What to produce: Find the lines holding the word "date" and collect them.

Dataset entries:
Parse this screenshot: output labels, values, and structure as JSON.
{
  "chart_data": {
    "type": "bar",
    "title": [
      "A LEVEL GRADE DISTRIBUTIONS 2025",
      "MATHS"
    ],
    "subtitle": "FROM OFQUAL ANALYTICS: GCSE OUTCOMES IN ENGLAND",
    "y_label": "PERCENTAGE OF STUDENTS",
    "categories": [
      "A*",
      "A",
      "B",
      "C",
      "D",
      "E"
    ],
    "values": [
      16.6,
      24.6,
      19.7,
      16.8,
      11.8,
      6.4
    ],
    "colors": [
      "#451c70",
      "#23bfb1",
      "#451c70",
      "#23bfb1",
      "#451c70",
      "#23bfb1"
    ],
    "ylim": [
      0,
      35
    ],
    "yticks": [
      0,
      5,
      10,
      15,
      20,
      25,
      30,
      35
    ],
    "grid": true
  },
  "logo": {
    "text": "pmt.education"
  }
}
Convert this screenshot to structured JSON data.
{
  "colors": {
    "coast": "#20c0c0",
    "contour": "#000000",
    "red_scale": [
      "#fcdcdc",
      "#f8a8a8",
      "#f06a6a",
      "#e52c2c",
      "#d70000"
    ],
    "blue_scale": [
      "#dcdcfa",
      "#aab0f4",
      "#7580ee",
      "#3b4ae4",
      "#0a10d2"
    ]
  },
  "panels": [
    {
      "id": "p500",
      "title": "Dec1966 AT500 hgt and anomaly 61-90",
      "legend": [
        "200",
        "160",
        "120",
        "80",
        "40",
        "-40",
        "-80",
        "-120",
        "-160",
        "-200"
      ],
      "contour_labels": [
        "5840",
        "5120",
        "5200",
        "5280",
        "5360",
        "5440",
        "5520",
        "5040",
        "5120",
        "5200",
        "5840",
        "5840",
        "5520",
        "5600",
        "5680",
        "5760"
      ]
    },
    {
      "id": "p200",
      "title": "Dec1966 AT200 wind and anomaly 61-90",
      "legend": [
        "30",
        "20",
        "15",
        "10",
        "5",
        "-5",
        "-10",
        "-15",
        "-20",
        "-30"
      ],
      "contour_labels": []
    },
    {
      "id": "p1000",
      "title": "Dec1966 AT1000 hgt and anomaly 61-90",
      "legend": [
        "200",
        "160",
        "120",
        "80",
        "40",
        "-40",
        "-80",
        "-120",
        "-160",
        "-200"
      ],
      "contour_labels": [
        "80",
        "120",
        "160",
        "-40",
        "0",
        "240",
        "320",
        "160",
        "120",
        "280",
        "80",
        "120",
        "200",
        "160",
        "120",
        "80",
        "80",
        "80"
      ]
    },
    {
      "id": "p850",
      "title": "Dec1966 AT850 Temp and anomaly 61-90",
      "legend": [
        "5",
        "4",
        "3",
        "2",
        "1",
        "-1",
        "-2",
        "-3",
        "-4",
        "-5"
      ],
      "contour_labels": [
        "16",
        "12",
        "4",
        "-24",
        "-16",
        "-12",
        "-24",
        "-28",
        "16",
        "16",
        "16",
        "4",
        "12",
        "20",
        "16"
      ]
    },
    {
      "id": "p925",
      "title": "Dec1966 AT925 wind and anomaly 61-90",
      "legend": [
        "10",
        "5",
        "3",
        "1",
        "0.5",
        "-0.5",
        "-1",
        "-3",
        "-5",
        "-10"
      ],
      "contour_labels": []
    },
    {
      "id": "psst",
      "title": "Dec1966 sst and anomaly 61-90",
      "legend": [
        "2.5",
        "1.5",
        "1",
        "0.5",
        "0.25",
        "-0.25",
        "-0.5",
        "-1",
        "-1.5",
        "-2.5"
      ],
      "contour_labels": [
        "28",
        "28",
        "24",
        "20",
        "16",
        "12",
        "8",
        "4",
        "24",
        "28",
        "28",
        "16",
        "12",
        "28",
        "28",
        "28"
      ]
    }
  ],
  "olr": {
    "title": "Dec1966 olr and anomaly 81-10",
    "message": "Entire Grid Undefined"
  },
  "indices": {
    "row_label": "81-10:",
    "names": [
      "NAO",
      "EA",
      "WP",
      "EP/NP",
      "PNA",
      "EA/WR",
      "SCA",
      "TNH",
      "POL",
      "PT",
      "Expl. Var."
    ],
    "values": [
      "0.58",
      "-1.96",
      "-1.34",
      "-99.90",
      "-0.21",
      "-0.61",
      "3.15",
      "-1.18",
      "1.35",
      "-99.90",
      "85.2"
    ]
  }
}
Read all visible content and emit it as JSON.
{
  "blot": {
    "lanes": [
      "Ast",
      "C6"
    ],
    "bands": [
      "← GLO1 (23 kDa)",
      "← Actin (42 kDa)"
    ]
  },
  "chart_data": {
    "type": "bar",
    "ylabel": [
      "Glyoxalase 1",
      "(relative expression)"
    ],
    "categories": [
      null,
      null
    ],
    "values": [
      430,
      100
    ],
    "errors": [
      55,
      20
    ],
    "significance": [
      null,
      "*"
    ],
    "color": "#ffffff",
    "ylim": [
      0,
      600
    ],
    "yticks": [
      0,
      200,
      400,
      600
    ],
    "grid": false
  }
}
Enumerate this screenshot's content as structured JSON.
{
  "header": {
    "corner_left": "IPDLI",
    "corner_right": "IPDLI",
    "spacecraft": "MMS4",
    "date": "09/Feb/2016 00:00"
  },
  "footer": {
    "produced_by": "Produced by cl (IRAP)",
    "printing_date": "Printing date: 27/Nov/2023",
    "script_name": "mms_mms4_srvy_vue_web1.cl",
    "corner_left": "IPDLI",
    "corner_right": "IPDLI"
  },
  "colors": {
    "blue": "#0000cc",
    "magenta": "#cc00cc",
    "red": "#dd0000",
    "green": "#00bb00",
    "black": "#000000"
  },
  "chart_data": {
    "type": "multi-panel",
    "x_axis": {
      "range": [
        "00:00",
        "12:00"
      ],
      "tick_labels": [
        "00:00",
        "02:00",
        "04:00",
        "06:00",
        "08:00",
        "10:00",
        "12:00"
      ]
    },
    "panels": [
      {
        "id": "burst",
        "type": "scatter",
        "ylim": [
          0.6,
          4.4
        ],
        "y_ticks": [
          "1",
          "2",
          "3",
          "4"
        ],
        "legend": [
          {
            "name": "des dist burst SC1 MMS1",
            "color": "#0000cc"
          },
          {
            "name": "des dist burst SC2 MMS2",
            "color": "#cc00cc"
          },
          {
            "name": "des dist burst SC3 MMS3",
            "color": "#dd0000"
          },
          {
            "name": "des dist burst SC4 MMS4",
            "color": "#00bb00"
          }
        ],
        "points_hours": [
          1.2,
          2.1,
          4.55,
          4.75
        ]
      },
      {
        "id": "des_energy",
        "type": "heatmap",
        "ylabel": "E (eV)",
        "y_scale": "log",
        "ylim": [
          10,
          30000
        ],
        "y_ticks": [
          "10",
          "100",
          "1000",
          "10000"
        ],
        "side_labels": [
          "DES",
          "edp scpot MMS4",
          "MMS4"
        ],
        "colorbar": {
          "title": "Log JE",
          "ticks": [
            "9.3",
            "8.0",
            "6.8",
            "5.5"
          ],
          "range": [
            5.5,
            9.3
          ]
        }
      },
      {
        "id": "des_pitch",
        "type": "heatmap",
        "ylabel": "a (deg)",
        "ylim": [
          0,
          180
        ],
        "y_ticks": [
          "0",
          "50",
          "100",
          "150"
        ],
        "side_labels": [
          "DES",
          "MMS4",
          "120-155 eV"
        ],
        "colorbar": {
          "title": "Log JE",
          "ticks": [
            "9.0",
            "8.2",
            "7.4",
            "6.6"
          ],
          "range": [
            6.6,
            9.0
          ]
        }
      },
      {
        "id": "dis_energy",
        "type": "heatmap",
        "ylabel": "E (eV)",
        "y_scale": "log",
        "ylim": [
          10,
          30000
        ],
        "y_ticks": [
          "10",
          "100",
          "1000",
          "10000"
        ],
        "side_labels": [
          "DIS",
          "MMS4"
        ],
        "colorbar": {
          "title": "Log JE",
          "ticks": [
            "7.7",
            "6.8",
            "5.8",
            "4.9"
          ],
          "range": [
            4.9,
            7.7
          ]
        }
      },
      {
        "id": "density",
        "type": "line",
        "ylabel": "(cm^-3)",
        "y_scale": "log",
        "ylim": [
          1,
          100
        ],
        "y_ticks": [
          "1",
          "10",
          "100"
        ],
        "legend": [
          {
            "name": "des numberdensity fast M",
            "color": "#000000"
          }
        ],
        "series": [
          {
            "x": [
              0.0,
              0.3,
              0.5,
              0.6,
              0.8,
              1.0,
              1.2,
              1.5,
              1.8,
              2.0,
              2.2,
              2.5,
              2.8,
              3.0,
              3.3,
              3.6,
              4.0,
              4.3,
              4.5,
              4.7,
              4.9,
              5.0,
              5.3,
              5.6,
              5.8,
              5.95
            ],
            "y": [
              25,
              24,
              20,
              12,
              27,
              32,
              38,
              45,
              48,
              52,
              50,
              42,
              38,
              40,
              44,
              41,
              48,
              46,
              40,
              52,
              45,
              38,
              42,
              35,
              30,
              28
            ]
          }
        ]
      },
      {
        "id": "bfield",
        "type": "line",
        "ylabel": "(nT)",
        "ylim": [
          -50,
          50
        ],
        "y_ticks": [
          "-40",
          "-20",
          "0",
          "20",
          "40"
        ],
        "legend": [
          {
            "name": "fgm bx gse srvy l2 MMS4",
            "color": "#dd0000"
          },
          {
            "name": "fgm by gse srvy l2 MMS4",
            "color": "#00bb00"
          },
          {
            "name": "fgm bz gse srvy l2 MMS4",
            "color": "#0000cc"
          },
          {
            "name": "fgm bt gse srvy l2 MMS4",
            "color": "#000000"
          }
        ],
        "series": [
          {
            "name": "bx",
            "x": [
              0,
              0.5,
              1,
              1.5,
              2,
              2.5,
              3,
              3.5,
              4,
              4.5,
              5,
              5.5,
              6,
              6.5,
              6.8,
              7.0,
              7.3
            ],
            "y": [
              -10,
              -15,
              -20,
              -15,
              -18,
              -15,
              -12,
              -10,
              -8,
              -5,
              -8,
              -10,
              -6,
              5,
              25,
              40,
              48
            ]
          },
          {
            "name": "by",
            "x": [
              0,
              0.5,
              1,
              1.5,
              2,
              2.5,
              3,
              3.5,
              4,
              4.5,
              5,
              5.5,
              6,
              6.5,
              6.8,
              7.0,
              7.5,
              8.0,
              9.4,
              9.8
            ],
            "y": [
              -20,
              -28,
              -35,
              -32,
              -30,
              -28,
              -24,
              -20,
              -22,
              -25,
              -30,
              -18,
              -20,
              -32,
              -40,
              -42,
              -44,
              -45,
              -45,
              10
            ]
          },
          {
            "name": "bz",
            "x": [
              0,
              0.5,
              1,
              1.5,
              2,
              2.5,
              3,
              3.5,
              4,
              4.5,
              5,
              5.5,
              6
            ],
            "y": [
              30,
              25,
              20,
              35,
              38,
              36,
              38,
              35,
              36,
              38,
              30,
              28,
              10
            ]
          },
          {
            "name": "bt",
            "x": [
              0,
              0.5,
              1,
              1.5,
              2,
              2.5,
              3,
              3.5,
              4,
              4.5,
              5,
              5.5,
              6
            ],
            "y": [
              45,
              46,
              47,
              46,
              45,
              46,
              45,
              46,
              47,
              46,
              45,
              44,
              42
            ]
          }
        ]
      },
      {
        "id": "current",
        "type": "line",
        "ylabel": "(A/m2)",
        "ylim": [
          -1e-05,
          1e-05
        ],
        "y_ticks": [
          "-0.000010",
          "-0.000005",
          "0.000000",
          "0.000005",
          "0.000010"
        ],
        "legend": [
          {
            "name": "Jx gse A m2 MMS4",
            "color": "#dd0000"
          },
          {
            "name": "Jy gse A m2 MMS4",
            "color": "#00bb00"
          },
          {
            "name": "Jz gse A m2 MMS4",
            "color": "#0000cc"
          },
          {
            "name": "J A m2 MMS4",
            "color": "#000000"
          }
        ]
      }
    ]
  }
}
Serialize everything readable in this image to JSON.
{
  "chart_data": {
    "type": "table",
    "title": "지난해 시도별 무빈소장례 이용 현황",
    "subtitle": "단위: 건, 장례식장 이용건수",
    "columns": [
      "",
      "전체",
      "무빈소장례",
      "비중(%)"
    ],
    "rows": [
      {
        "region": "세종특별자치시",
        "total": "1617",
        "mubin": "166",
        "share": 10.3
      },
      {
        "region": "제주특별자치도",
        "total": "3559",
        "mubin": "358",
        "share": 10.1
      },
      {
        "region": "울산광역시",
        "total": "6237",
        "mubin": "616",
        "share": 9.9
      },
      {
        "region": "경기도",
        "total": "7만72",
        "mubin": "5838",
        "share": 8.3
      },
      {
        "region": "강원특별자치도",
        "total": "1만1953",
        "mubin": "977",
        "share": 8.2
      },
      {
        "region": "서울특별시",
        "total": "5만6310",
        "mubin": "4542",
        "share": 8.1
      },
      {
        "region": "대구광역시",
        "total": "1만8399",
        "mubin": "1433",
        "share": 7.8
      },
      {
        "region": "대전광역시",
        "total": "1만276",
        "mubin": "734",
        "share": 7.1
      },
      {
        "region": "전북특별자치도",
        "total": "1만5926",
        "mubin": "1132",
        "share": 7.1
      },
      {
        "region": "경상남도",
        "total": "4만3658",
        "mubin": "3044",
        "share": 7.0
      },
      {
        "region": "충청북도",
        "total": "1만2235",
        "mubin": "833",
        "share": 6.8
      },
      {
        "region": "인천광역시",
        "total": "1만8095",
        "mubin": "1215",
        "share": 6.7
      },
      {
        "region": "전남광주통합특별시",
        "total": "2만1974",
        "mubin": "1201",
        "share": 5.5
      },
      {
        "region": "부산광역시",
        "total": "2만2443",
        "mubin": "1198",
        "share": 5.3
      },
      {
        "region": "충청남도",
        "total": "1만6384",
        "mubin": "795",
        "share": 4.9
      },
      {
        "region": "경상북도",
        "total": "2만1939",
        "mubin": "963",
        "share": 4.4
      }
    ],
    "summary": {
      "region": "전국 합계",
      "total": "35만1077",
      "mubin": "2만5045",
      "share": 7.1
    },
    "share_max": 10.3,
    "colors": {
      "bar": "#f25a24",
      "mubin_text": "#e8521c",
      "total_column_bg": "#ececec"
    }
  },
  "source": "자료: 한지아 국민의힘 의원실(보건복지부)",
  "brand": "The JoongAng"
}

Result of the exercise:
    "date": "09/Feb/2016 00:00"
    "printing_date": "Printing date: 27/Nov/2023",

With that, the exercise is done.